Listagens anotadas de elementos
>>>>>
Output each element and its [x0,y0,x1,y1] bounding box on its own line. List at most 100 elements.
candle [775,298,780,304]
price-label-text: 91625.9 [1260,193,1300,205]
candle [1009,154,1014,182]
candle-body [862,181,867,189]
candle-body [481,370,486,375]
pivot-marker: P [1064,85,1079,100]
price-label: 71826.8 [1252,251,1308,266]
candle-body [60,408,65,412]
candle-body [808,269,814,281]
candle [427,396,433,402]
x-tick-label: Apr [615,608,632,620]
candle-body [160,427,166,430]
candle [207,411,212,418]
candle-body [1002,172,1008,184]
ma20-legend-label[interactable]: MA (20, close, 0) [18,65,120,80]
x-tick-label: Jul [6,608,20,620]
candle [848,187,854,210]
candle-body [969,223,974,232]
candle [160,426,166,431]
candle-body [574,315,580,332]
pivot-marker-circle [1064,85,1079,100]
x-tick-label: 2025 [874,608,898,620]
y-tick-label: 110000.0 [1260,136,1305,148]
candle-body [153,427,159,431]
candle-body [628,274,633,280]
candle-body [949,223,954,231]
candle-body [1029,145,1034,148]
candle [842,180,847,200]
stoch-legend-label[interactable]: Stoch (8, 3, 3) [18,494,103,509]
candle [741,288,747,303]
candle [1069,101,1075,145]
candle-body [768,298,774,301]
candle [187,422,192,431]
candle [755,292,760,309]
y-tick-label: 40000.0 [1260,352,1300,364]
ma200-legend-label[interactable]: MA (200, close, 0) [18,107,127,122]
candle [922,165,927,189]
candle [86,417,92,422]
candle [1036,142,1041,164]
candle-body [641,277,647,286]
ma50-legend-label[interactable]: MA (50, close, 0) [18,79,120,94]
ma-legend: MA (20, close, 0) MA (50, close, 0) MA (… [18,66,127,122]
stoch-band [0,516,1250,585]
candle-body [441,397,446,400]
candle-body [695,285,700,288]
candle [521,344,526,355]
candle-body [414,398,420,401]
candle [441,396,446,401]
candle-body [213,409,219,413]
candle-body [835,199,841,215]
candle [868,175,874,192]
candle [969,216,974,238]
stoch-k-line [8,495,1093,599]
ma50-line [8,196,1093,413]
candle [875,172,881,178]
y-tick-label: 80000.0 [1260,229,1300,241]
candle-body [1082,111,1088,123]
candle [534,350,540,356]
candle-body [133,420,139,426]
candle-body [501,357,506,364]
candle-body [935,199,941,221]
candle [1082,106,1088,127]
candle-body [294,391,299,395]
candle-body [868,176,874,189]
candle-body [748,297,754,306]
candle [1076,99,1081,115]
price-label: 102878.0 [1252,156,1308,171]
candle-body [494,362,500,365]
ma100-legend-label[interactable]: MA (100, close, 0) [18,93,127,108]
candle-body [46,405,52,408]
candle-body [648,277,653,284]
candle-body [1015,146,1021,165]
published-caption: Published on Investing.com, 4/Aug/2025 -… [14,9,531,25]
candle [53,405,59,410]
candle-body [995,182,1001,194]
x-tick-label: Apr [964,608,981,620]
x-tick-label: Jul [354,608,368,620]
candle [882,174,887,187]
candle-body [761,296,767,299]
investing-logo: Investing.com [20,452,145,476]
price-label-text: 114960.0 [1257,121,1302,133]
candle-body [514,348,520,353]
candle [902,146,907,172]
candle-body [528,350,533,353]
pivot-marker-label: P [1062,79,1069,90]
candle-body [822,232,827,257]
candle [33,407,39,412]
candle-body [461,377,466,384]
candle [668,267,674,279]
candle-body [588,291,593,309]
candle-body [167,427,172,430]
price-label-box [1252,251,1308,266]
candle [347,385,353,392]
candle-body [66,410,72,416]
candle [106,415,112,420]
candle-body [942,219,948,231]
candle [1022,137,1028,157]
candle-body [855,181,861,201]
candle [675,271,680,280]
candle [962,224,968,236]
<<<<<
▶ _TAREFA PROPOSTA_: Imprima sem alterações o trecho que vai do início dos registros até a linha que contém "candle-body [868,176,874,189]", incluindo essa linha.

▶ _RESPOSTA DO EXERCÍCIO_:
Output each element and its [x0,y0,x1,y1] bounding box on its own line. List at most 100 elements.
candle [775,298,780,304]
price-label-text: 91625.9 [1260,193,1300,205]
candle [1009,154,1014,182]
candle-body [862,181,867,189]
candle-body [481,370,486,375]
pivot-marker: P [1064,85,1079,100]
price-label: 71826.8 [1252,251,1308,266]
candle-body [60,408,65,412]
candle-body [808,269,814,281]
candle [427,396,433,402]
x-tick-label: Apr [615,608,632,620]
candle-body [160,427,166,430]
candle [207,411,212,418]
candle-body [1002,172,1008,184]
ma20-legend-label[interactable]: MA (20, close, 0) [18,65,120,80]
x-tick-label: Jul [6,608,20,620]
candle [848,187,854,210]
candle-body [969,223,974,232]
candle [160,426,166,431]
candle-body [574,315,580,332]
pivot-marker-circle [1064,85,1079,100]
x-tick-label: 2025 [874,608,898,620]
y-tick-label: 110000.0 [1260,136,1305,148]
candle-body [153,427,159,431]
candle-body [628,274,633,280]
candle-body [949,223,954,231]
candle-body [1029,145,1034,148]
candle [842,180,847,200]
stoch-legend-label[interactable]: Stoch (8, 3, 3) [18,494,103,509]
candle [741,288,747,303]
candle [1069,101,1075,145]
candle-body [768,298,774,301]
candle [187,422,192,431]
candle [755,292,760,309]
y-tick-label: 40000.0 [1260,352,1300,364]
ma200-legend-label[interactable]: MA (200, close, 0) [18,107,127,122]
candle [922,165,927,189]
candle [86,417,92,422]
candle [1036,142,1041,164]
candle-body [641,277,647,286]
ma50-legend-label[interactable]: MA (50, close, 0) [18,79,120,94]
ma-legend: MA (20, close, 0) MA (50, close, 0) MA (… [18,66,127,122]
stoch-band [0,516,1250,585]
candle-body [441,397,446,400]
candle-body [695,285,700,288]
candle [521,344,526,355]
candle-body [414,398,420,401]
candle [441,396,446,401]
candle-body [213,409,219,413]
candle-body [835,199,841,215]
candle [868,175,874,192]
candle [969,216,974,238]
stoch-k-line [8,495,1093,599]
ma50-line [8,196,1093,413]
candle [875,172,881,178]
y-tick-label: 80000.0 [1260,229,1300,241]
candle-body [1082,111,1088,123]
candle [534,350,540,356]
candle-body [133,420,139,426]
candle-body [501,357,506,364]
candle-body [935,199,941,221]
candle [1082,106,1088,127]
candle-body [294,391,299,395]
candle-body [868,176,874,189]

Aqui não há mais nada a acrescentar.